**SET EXERCISE**: Search the data below for the string "навіть". Extract every line that contains it.
------ DATA ------
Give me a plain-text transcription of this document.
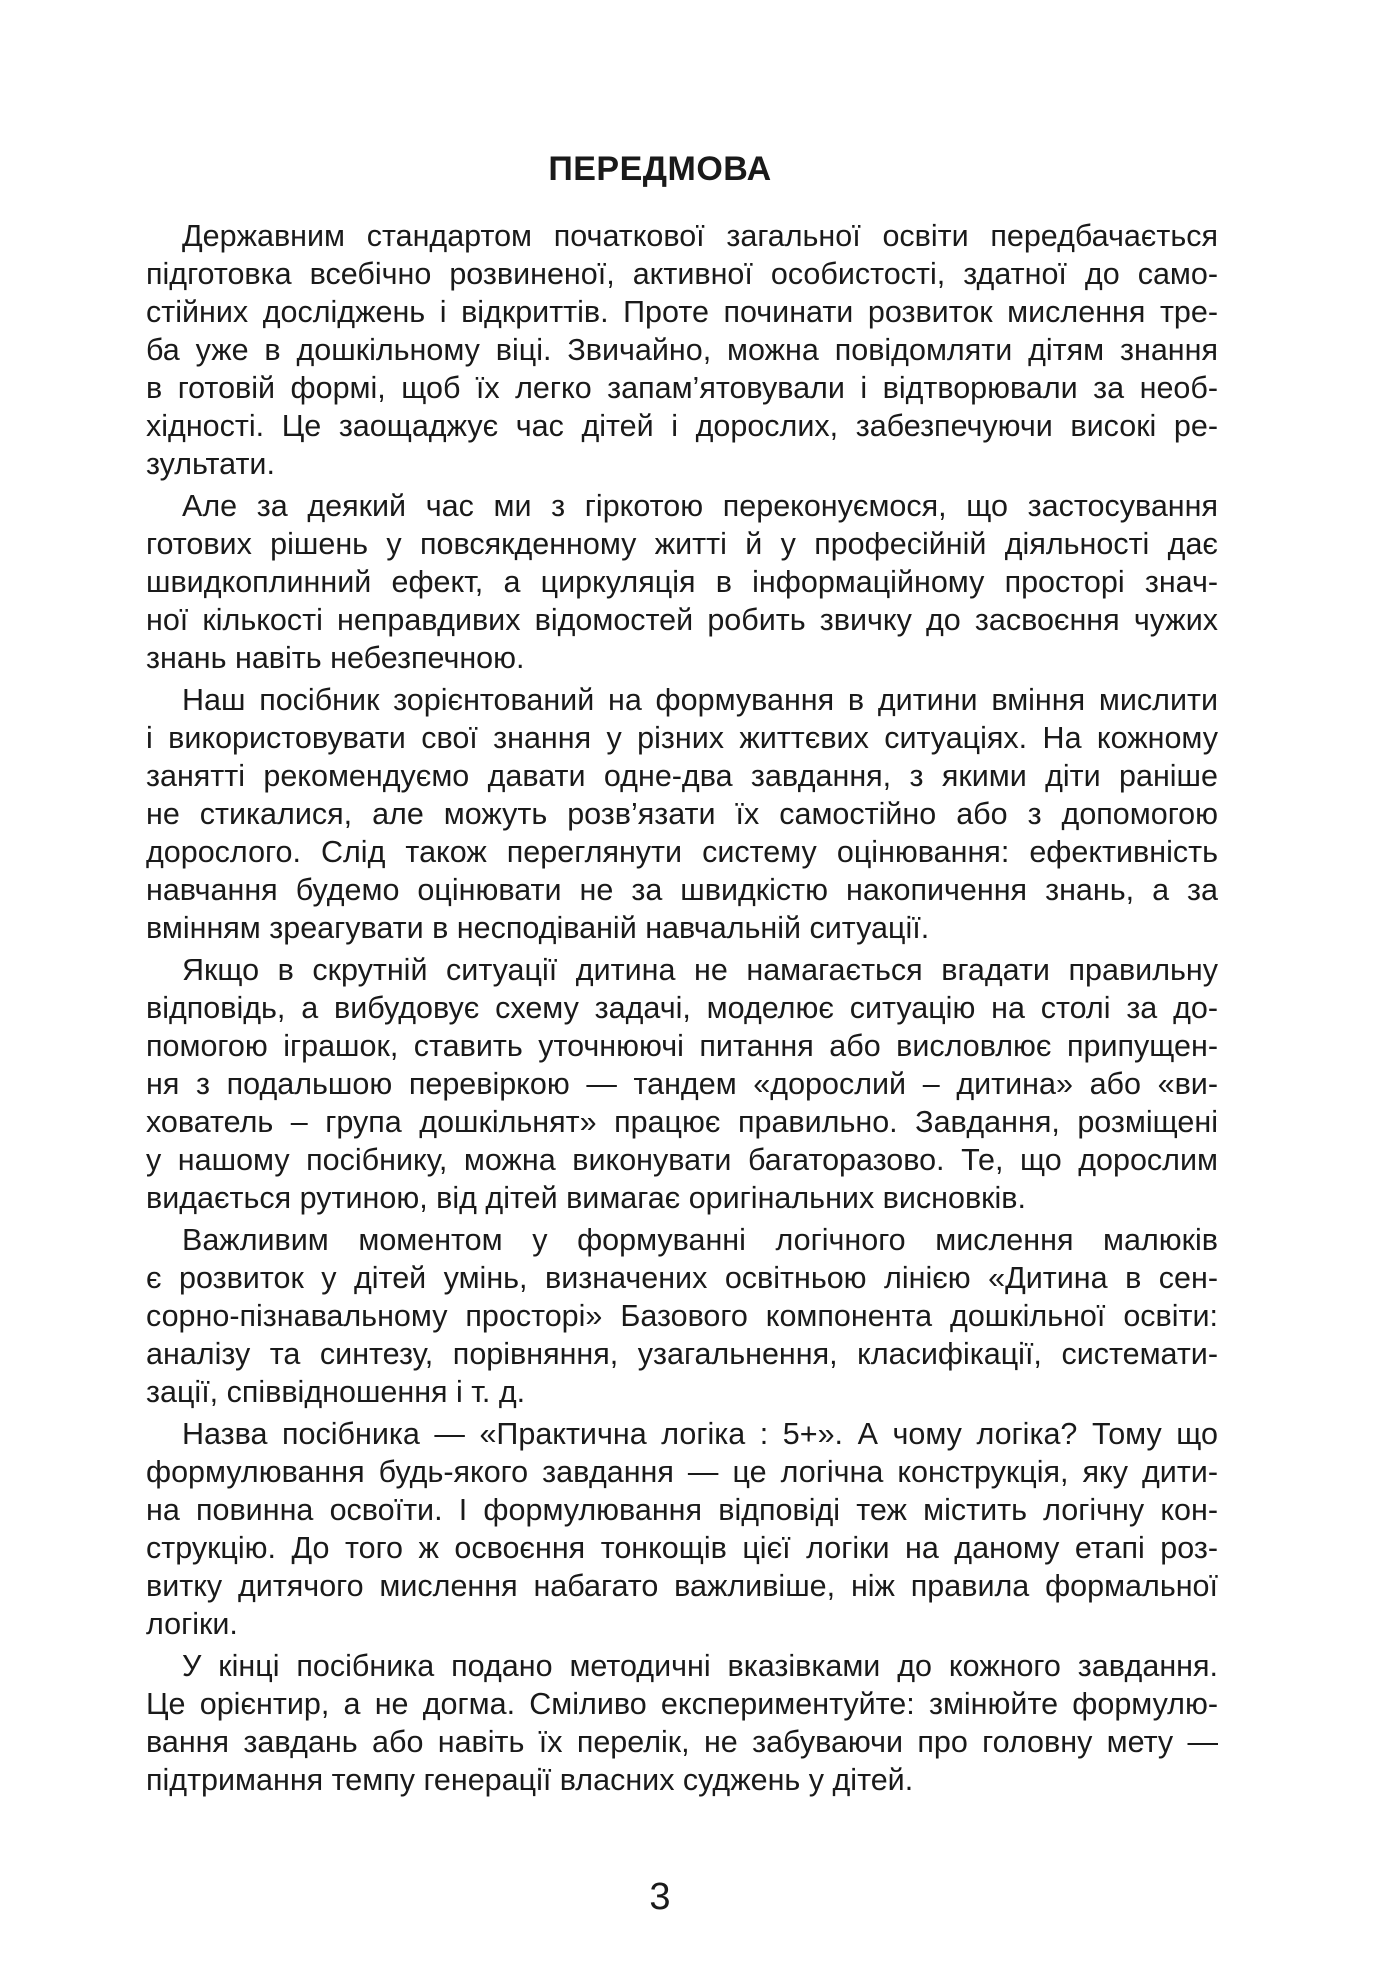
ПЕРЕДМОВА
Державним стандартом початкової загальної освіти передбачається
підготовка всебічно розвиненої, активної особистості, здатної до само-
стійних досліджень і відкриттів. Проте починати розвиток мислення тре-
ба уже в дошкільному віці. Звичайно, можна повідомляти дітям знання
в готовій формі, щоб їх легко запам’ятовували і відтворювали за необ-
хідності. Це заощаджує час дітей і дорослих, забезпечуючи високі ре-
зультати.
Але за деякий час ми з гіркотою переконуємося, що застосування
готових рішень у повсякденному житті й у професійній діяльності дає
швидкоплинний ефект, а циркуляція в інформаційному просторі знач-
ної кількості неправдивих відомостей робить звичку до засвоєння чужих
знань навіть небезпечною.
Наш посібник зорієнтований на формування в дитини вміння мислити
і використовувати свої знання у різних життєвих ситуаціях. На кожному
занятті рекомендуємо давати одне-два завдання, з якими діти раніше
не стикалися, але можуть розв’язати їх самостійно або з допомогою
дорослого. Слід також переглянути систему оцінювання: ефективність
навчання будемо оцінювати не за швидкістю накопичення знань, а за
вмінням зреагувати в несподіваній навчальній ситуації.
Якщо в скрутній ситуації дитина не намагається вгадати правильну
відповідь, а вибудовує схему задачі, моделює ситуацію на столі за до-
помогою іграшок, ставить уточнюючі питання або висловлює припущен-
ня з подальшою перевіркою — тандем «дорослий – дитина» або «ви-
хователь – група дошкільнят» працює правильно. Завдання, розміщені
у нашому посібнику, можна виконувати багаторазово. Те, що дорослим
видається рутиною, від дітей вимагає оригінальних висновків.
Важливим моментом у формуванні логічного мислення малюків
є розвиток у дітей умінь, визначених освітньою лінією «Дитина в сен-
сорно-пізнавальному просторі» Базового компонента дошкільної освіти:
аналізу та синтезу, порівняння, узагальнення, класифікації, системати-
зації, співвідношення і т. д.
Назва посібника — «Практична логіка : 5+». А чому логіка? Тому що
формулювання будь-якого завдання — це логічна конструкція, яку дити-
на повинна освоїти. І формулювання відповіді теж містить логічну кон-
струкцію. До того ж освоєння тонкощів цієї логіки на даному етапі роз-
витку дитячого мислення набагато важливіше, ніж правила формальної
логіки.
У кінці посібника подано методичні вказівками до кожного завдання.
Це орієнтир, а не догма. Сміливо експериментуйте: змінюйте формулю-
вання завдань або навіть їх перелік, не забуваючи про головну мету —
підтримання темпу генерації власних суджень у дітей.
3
------
------ DATA ------
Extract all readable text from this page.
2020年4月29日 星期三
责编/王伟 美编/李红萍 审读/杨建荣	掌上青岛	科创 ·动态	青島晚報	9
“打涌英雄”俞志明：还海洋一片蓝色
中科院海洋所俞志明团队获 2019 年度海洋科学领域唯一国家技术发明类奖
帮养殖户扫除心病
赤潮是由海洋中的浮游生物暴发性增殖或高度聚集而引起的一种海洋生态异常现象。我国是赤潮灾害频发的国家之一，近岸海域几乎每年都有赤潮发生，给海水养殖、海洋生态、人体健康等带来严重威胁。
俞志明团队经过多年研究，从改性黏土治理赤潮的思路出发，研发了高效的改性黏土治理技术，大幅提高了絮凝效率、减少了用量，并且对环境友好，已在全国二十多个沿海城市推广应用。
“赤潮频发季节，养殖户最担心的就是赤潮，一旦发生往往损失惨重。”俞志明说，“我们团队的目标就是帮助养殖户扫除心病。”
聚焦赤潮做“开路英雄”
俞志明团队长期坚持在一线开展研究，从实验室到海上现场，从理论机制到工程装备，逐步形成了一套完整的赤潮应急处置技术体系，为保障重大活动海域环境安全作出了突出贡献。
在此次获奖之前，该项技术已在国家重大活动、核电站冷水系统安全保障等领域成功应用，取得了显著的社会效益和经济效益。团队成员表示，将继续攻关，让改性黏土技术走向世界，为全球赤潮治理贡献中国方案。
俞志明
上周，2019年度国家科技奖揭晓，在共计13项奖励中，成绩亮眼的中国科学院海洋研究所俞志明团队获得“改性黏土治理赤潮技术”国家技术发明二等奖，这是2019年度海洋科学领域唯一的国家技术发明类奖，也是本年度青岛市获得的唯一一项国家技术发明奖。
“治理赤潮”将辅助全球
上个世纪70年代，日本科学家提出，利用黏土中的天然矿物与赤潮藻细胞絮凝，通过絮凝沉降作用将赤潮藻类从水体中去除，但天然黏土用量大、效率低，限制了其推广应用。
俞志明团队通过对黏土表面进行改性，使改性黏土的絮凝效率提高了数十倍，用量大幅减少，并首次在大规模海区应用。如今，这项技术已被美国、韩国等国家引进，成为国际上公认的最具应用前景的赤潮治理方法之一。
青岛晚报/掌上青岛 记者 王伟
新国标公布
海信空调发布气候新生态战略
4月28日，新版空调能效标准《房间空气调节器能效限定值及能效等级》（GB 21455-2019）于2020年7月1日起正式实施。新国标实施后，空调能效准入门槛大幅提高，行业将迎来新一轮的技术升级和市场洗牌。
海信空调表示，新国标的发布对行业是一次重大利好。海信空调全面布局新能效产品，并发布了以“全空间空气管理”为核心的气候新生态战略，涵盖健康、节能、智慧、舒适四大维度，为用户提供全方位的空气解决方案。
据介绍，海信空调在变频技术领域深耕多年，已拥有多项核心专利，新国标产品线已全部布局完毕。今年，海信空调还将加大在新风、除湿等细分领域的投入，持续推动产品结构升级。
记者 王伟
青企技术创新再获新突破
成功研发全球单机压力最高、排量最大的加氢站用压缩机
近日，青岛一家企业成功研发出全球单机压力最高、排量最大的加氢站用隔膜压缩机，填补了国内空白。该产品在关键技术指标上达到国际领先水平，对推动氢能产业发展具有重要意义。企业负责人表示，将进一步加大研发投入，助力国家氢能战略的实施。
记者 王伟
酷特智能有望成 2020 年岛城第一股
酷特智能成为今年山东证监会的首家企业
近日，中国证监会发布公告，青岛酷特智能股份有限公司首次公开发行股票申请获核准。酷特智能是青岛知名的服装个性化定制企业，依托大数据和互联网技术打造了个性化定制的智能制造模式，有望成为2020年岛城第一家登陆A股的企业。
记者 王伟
------
**SOLUTION FOR THIS EXERCISE**:
знань навіть небезпечною.
вання завдань або навіть їх перелік, не забуваючи про головну мету —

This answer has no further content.